## WHAT NEEDS TO BE DONE
Render the records below as a numbered list, leaving out any blank lines.

## MATERIAL FOR THIS EXERCISE
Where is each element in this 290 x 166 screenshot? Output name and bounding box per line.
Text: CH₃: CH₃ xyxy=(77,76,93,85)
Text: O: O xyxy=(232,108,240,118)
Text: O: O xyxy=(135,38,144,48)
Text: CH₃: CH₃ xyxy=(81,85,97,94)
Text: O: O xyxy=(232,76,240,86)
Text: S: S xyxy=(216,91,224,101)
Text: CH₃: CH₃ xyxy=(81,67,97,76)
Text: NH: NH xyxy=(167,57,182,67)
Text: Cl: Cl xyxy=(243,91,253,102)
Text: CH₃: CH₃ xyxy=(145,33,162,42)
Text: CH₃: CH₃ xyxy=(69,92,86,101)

## COMPLETE OUTPUT
1. Where is each element in this 290 x 166 screenshot? Output name and bounding box per line.
2. Text: CH₃: CH₃ xyxy=(77,76,93,85)
3. Text: O: O xyxy=(232,108,240,118)
4. Text: O: O xyxy=(135,38,144,48)
5. Text: CH₃: CH₃ xyxy=(81,85,97,94)
6. Text: O: O xyxy=(232,76,240,86)
7. Text: S: S xyxy=(216,91,224,101)
8. Text: CH₃: CH₃ xyxy=(81,67,97,76)
9. Text: NH: NH xyxy=(167,57,182,67)
10. Text: Cl: Cl xyxy=(243,91,253,102)
11. Text: CH₃: CH₃ xyxy=(145,33,162,42)
12. Text: CH₃: CH₃ xyxy=(69,92,86,101)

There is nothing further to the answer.